[Collection entries]
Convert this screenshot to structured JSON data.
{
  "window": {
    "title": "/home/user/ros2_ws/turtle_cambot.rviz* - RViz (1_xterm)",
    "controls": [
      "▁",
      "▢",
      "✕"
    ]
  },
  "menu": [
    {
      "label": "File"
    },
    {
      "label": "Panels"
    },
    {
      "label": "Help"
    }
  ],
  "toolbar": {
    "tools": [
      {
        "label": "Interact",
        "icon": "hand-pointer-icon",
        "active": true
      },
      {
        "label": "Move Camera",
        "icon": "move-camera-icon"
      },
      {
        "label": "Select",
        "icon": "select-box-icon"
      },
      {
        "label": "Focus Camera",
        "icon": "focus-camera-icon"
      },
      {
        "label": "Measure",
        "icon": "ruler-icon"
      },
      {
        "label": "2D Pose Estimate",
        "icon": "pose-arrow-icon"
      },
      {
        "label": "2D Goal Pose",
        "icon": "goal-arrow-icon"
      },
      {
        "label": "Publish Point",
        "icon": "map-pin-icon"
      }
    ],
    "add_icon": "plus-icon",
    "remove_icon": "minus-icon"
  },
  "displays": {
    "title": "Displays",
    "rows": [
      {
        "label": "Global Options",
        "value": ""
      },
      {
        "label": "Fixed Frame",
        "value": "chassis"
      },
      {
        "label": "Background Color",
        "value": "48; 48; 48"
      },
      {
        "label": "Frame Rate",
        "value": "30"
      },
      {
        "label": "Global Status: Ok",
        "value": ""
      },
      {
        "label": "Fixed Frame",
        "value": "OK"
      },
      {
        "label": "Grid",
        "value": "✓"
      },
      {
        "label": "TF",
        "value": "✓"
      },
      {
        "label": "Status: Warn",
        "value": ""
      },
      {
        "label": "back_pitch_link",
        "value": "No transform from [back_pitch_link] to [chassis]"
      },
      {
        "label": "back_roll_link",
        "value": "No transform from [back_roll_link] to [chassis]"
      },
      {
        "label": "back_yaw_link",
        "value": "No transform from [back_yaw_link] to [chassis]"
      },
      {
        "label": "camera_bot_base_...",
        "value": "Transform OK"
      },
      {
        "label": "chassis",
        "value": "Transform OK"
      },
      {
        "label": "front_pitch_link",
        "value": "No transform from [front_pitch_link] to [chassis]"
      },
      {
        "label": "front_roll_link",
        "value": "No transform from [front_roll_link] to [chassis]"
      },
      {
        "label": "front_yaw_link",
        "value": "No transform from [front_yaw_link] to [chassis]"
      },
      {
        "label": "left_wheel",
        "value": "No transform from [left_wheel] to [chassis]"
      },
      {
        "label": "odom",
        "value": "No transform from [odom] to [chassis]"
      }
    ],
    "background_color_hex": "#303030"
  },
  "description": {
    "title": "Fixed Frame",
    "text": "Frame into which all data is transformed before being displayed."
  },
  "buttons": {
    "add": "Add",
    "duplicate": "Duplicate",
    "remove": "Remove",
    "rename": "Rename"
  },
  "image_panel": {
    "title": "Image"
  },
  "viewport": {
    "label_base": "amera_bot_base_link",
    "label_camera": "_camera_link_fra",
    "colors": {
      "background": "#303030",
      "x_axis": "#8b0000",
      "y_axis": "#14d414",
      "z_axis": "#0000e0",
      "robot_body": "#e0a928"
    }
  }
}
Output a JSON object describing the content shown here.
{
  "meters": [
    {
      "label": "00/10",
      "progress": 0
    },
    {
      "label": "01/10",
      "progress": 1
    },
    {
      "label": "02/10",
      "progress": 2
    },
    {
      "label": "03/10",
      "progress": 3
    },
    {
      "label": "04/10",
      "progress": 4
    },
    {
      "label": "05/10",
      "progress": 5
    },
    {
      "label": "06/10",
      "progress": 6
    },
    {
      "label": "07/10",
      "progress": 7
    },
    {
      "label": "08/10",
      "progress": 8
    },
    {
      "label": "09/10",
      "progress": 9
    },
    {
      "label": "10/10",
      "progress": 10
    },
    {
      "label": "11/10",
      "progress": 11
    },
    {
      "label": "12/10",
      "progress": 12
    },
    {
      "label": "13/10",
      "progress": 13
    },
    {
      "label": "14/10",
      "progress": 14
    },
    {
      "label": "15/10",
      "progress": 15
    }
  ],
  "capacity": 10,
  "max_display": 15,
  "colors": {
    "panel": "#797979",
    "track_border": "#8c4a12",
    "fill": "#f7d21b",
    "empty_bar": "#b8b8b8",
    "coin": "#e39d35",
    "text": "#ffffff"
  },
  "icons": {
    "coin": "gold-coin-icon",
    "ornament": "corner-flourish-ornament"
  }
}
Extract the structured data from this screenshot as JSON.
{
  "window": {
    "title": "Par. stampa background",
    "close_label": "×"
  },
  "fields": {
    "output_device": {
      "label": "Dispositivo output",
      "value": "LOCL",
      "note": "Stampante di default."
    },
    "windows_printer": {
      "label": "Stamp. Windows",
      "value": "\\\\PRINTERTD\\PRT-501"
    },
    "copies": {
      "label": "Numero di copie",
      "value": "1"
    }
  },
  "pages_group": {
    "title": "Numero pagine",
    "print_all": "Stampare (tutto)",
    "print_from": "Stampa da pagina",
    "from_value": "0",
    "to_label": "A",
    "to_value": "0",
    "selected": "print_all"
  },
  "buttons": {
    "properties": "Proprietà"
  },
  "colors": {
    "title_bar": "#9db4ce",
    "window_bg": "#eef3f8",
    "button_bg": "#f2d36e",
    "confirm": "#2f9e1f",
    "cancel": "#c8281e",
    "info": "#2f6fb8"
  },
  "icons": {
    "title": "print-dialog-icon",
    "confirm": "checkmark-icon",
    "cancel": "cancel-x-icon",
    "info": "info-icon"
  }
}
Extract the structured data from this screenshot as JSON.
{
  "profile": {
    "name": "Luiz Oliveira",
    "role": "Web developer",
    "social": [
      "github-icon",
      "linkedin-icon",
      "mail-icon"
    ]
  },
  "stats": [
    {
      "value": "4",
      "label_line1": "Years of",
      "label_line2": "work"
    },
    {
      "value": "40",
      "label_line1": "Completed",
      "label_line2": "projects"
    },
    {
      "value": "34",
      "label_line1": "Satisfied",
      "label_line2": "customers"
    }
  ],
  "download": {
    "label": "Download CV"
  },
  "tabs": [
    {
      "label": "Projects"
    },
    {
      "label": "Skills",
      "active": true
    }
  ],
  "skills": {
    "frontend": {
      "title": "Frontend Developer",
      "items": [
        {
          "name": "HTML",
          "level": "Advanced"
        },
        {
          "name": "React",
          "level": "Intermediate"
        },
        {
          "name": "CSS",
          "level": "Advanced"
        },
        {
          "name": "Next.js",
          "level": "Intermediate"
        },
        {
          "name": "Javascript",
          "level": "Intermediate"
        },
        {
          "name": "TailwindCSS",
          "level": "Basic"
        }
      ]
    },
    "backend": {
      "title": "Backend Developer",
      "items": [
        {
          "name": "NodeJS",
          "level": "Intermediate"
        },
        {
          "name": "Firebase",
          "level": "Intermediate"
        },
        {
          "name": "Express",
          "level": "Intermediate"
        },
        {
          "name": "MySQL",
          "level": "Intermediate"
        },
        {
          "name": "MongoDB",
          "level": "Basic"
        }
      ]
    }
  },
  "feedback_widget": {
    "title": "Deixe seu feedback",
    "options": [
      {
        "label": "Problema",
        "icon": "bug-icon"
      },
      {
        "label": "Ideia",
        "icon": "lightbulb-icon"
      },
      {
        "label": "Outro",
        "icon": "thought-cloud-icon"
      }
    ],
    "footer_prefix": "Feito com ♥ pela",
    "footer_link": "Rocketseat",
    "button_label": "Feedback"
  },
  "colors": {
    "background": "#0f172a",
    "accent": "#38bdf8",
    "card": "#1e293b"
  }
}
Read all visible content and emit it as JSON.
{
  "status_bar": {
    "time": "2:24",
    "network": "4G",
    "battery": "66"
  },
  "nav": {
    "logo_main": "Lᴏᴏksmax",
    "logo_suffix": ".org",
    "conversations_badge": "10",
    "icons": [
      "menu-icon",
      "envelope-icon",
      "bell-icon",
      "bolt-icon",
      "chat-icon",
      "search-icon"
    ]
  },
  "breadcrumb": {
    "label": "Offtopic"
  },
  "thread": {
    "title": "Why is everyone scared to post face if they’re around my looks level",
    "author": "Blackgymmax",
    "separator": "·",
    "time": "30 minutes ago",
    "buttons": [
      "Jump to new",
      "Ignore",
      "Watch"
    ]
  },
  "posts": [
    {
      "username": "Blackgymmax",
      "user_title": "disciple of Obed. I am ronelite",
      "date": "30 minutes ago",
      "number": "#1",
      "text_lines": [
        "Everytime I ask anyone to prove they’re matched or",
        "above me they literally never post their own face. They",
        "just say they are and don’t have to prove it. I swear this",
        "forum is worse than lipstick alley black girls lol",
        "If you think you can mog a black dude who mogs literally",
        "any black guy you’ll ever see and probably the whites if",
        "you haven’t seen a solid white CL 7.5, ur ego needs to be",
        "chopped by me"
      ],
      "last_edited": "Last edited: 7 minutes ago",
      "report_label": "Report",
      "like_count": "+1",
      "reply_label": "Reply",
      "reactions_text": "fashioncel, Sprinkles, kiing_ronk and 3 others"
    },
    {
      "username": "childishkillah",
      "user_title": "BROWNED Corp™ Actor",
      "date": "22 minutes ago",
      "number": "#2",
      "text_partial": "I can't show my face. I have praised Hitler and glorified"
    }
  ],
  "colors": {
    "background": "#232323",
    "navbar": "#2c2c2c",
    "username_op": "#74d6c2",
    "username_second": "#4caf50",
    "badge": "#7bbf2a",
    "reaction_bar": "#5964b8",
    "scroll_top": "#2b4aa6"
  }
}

■ Stated task: Count every line bearing the word "face"; report the total only.

■ Right answer: 3